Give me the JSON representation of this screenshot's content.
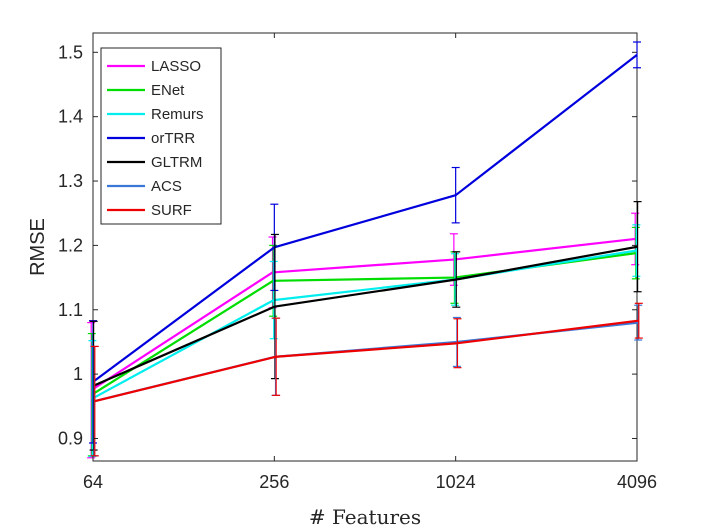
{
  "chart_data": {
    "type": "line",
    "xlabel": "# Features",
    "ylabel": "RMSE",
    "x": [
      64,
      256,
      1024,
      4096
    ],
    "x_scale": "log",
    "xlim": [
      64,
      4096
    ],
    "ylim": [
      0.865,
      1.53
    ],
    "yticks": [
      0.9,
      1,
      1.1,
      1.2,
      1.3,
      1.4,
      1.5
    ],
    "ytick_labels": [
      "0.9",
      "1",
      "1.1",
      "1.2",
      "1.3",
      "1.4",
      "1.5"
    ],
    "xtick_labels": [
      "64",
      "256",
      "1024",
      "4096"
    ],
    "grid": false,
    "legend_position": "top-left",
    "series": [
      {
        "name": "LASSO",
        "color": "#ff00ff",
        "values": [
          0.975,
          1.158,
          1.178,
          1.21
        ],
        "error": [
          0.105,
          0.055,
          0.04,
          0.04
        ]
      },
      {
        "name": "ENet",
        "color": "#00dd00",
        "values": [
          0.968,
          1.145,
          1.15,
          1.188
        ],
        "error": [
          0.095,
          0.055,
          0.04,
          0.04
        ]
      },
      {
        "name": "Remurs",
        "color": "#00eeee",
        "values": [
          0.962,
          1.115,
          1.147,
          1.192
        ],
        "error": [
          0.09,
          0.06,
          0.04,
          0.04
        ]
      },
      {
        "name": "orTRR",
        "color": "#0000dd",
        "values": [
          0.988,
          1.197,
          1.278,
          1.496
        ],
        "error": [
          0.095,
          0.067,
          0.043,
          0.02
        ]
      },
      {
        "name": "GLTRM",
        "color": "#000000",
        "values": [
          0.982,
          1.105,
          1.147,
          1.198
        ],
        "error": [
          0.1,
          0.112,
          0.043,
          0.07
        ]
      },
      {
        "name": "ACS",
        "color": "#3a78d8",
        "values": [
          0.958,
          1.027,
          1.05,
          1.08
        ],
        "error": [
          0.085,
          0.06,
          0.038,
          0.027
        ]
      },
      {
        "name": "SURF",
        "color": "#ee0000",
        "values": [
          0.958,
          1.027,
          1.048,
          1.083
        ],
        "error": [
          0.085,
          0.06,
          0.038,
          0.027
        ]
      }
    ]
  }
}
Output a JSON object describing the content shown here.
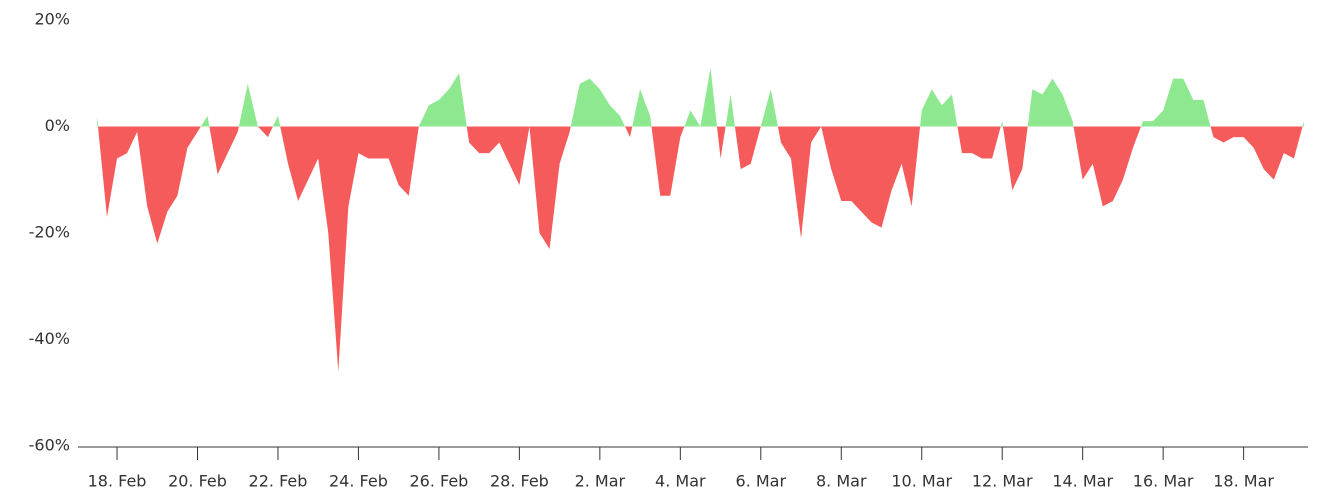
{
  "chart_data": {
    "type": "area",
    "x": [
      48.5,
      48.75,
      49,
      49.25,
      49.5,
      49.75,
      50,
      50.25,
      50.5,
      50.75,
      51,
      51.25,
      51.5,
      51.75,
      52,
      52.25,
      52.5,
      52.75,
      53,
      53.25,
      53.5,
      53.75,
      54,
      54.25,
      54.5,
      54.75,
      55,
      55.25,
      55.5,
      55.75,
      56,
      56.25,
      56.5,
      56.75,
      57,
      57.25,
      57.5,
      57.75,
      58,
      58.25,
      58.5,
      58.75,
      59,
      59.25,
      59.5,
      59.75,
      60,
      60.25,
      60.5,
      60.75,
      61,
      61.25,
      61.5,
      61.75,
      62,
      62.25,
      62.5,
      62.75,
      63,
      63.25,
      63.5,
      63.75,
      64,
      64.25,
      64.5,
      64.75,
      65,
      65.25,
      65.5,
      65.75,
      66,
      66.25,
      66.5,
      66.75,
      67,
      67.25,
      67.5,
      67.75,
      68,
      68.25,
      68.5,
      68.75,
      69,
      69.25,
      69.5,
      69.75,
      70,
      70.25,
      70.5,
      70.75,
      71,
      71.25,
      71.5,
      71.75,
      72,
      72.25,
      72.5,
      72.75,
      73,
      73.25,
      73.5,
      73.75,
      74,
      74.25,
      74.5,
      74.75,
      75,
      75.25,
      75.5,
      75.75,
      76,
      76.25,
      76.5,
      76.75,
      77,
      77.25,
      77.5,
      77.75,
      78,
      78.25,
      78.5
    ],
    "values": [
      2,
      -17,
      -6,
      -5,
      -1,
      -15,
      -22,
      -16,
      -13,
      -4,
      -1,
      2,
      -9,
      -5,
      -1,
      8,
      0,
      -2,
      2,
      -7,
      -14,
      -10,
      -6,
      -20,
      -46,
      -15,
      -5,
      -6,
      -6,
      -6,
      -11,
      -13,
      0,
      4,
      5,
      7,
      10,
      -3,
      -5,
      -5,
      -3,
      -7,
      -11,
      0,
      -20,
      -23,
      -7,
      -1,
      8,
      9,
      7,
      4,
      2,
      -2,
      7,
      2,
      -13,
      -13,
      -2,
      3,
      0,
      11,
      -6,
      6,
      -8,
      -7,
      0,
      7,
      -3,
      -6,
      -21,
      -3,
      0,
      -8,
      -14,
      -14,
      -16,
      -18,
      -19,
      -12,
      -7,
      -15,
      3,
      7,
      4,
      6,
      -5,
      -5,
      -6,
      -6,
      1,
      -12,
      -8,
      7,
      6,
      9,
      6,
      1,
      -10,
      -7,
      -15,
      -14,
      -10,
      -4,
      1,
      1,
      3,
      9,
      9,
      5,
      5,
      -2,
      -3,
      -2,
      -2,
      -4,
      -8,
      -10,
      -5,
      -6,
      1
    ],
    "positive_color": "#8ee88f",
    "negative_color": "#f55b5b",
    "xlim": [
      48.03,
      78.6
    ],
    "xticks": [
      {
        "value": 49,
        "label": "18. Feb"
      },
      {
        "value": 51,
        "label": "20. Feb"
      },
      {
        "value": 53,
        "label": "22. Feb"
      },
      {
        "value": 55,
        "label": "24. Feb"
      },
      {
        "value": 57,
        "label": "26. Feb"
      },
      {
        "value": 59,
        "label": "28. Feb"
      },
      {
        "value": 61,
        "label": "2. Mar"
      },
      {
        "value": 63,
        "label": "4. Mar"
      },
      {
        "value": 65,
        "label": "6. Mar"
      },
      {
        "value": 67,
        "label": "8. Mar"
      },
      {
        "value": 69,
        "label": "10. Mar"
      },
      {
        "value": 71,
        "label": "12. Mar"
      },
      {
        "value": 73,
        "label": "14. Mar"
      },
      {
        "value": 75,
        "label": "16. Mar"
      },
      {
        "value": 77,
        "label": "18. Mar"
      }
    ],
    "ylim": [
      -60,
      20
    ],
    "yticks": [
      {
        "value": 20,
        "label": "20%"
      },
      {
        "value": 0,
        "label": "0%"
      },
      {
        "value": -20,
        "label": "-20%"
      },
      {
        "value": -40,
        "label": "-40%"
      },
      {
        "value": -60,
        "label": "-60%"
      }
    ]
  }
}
---
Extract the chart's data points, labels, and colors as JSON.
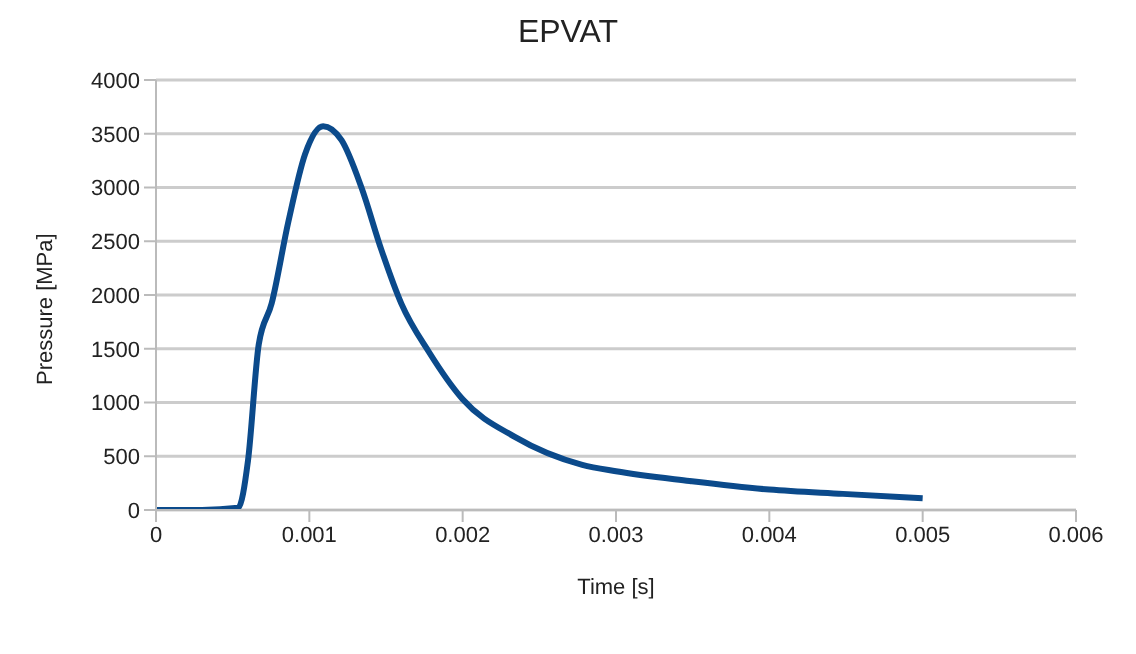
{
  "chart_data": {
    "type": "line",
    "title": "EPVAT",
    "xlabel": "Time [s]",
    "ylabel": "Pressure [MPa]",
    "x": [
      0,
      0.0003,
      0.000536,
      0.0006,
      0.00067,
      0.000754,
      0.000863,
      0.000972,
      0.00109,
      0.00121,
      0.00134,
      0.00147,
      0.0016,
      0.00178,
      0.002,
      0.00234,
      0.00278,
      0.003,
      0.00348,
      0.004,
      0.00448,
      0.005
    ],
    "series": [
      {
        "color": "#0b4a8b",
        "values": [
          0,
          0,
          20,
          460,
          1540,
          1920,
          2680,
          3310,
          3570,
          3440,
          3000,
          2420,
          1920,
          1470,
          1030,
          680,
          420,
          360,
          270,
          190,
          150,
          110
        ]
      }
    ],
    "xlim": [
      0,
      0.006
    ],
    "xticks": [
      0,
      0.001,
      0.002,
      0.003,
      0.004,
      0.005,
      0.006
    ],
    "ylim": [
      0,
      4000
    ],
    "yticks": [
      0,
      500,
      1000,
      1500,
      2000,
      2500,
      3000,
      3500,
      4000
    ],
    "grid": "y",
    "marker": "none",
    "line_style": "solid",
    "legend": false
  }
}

(Job): Report only the number of lines in the listing that contain the word "JSON".

(Finished answer): 3